作業内容 ::
1. 部分入れ歯についての出典抜粋によると、ノンクラスプデンチャーはどのような素材を使用した部分入れ歯ですか。
2. 部分入れ歯についての出典抜粋の続きを、最後の文の直後から書き足してください。

出典抜粋 ::
▶
その他、部分入れ歯に使用する素材でも痛みや違和感を軽減することができます。できるだけ厚みを減らした入れ歯を使用したり、ノンクラスプデンチャーを使用したりすれば違和感が少なくなります。
ノンクラスプデンチャーとは金属ではなく、薄くて柔軟な樹脂素材を使用した部分入れ歯です。お口の中にぴったりとフィットし、痛みが生じにくいのが特徴です。
ただし、金属よりも強度が低く安定しにくいこともあるので、歯科医師と相談しながら決めていきましょう。また、保険適用外になるため、予算との相談も必要です。
- 部分入れ歯の痛み・違和感の原因を教えてください。
- 初めて部分入れ歯を入れた際に、痛みや違和感を覚えるのは珍しいことではありません。
口腔内の粘膜は敏感で、髪の毛一本でも識別できるといわれています。そのため、部分入れ歯を異物と認識し、異物感を覚えてしまうため痛みや違和感が現れるのです。
また、フックやバーが歯茎と摩擦を起こすことでも、痛みや違和感が生じやすくなります。この他、舌や唇の動きに制限がかかることで違和感を覚える方もいるでしょう。その際には、舌や唇の動きに合わせて部分入れ歯を調整すれば、違和感は軽減できます。
- 部分入れ歯に慣れるまでの期間はどのぐらいですか?
◀
エントリー抜粋 ::
▶
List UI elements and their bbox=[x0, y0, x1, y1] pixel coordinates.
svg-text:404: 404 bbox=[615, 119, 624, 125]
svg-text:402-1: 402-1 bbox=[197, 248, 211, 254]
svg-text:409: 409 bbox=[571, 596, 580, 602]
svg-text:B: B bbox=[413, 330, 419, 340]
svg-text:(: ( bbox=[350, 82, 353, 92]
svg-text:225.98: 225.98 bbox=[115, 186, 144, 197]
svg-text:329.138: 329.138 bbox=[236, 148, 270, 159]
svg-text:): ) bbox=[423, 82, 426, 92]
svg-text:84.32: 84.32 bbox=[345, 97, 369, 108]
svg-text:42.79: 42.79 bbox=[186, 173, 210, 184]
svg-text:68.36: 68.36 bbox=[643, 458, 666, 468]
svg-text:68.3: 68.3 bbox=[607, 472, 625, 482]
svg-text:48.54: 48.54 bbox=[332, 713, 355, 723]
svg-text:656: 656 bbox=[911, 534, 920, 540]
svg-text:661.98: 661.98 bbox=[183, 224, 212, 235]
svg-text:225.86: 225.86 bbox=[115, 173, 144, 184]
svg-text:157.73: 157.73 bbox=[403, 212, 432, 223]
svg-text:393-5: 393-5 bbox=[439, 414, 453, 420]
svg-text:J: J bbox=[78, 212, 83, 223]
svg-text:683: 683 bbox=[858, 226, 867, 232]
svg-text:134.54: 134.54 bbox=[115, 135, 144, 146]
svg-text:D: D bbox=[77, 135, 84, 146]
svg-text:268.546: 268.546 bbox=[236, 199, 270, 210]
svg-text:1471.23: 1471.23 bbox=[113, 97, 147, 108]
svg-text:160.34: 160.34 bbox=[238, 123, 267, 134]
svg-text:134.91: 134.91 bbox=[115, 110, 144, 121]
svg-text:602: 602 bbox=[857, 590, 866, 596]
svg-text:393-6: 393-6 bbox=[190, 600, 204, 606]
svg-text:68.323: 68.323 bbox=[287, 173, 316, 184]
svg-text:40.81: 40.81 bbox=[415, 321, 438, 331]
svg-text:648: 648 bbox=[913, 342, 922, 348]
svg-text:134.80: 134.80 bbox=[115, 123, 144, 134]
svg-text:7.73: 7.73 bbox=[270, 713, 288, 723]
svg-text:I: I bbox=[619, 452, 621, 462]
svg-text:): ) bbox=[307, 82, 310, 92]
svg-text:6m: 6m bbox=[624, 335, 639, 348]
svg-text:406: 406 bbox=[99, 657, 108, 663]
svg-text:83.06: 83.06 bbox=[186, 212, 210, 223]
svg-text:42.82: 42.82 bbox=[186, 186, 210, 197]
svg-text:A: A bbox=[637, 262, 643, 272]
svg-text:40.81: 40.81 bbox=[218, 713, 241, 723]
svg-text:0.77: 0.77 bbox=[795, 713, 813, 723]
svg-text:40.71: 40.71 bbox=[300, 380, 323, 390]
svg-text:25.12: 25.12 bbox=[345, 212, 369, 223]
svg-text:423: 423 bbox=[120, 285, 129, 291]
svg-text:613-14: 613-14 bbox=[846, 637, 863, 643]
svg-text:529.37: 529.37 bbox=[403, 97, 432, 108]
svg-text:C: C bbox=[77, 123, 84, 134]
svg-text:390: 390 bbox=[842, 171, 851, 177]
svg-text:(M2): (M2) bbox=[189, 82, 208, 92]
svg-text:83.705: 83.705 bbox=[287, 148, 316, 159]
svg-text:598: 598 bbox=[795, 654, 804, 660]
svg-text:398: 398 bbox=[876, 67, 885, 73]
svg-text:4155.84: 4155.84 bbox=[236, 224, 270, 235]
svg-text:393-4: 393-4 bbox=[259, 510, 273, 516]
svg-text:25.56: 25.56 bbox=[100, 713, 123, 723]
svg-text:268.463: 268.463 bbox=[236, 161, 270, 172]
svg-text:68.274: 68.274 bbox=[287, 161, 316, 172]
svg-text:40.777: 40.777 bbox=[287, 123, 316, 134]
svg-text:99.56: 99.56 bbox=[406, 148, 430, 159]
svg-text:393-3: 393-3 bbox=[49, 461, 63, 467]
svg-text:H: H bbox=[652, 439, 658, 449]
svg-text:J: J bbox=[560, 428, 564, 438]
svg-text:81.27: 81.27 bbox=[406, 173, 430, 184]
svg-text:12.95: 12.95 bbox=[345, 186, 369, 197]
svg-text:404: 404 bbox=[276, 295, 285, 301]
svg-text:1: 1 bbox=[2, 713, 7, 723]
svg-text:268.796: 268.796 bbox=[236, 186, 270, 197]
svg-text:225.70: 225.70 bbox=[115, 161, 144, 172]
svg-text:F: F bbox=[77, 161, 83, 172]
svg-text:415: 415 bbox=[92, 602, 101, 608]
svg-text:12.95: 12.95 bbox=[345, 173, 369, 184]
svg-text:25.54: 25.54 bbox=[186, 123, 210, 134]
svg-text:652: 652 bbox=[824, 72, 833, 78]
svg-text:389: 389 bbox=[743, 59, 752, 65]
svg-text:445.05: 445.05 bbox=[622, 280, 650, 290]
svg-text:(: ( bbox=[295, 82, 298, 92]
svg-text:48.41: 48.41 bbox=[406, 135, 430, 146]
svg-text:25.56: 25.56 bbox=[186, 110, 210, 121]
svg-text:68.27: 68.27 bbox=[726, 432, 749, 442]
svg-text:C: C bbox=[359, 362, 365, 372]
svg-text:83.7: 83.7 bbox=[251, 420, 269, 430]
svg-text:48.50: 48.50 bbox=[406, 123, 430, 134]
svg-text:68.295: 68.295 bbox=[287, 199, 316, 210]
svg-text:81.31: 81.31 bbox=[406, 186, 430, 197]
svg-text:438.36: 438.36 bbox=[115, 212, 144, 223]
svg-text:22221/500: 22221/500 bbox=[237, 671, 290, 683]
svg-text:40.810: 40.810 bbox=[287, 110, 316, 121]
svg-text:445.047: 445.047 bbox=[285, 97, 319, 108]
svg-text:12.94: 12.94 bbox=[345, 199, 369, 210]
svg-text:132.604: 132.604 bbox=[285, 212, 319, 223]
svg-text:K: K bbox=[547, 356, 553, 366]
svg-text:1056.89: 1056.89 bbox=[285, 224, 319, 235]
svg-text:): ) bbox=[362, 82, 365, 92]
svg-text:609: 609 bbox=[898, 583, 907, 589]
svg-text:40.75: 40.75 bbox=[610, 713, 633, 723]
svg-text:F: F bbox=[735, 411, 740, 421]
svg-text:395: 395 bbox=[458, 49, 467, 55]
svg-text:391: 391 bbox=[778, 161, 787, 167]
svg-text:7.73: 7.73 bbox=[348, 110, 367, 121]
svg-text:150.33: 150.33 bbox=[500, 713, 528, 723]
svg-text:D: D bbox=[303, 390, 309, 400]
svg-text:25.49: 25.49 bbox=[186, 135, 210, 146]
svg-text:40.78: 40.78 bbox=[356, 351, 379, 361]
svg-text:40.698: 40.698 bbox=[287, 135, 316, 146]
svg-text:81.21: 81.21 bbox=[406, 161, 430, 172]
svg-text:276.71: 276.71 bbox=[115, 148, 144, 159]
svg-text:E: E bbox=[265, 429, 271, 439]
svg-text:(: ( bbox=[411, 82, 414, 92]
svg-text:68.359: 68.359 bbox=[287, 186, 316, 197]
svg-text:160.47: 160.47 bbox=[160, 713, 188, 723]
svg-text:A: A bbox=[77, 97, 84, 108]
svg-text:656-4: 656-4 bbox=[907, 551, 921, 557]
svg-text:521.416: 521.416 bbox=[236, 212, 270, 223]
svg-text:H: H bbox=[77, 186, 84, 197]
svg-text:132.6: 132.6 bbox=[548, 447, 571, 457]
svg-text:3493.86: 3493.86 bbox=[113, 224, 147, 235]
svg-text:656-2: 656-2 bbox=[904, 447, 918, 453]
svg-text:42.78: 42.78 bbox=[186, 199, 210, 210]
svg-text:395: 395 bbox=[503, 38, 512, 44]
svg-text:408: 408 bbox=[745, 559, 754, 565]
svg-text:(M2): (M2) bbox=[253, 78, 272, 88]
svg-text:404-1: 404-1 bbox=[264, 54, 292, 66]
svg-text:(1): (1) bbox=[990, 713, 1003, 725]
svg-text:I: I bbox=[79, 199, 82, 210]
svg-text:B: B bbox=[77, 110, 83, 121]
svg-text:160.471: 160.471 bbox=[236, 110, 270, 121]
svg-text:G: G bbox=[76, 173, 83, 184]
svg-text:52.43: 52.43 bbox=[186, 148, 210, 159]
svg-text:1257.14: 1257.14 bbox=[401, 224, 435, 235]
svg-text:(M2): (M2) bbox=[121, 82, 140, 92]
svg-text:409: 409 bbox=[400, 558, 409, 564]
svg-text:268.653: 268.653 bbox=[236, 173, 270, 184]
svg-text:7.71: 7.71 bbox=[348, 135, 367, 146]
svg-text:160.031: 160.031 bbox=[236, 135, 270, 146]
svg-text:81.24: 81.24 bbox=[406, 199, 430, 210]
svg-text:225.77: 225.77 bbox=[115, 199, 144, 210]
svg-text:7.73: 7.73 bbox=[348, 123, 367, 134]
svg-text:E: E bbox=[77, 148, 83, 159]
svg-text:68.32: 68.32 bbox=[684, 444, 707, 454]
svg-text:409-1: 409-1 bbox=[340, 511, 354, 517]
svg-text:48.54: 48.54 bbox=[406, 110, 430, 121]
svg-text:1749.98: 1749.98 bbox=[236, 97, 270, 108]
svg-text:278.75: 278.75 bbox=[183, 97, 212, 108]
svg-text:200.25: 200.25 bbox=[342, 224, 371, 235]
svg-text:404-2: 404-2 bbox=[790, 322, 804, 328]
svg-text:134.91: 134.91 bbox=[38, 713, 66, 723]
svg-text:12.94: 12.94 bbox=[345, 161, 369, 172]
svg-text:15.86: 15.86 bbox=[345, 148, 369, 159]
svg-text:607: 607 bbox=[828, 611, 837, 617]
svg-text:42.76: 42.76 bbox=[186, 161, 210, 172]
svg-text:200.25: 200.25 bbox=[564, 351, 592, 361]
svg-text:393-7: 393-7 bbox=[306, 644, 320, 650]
◀
解答 ::
1. 金属ではなく、薄くて柔軟な樹脂素材を使用した部分入れ歯です。

2.
- 部分入れ歯の装着を始めてから、数日から一週間程度で慣れるのが一般的です。部分入れ歯を装着してすぐは、多くの方が痛みや違和感を覚えます。
しかし、ゆっくり会話したり日常生活を送ったりしていくうちに、3日目頃から徐々に慣れていくでしょう。一度馴染むと、ズレたり劣化したりしなければ、違和感を覚えることはありません。
- 部分入れ歯に慣れるまでの期間に個人差はありますか?
- 部分入れ歯に慣れるまでの期間には個人差があります。数日で慣れる方もいれば、数週間は痛みや違和感がなくならない方もいるでしょう。多くの方が、3ヶ月以内に部分入れ歯に慣れるといわれています。
部分入れ歯による痛みや違和感が強いと、大きなストレスになる可能性があります。そのため、痛みが強い場合は無理に使うのではなく、早めに歯科医師に相談しましょう。
- 部分入れ歯に早く慣れる方法を教えてください。
- 部分入れ歯に何も問題がない場合は、使い続けることが早く慣れるための近道です。
歯科医院によっては、慣れるまでは就寝時も含めてずっと装着しているように推奨している歯科医院もあります。使用している時間が長ければ長いほど、部分入れ歯の装着感に早く順応できるからです。
部分入れ歯を装着したまま、水を飲んだり食べ物を噛んだりしてみましょう。ゆっくり音読したり鏡に向かって話す練習をしたりすると、発音にも早く慣れ、多くの方が3ヶ月以内に部分入れ歯に慣れるといわれています。
部分入れ歯に意識が集中しすぎてしまうと、違和感を覚えやすくなります。音楽を聴いたり、映画を見たりするなど、リラックスした状態で装着するとよいでしょう。
部分入れ歯の違和感が長引くとき
- 部分入れ歯の痛み・違和感が長引く原因は何ですか?
- 部分入れ歯は残っている歯にフックをかけて固定しますが、安定していない場合、違和感が長引くことがあります。また、ほかの歯との段差が大きい場合、不快感が生じやすくなります。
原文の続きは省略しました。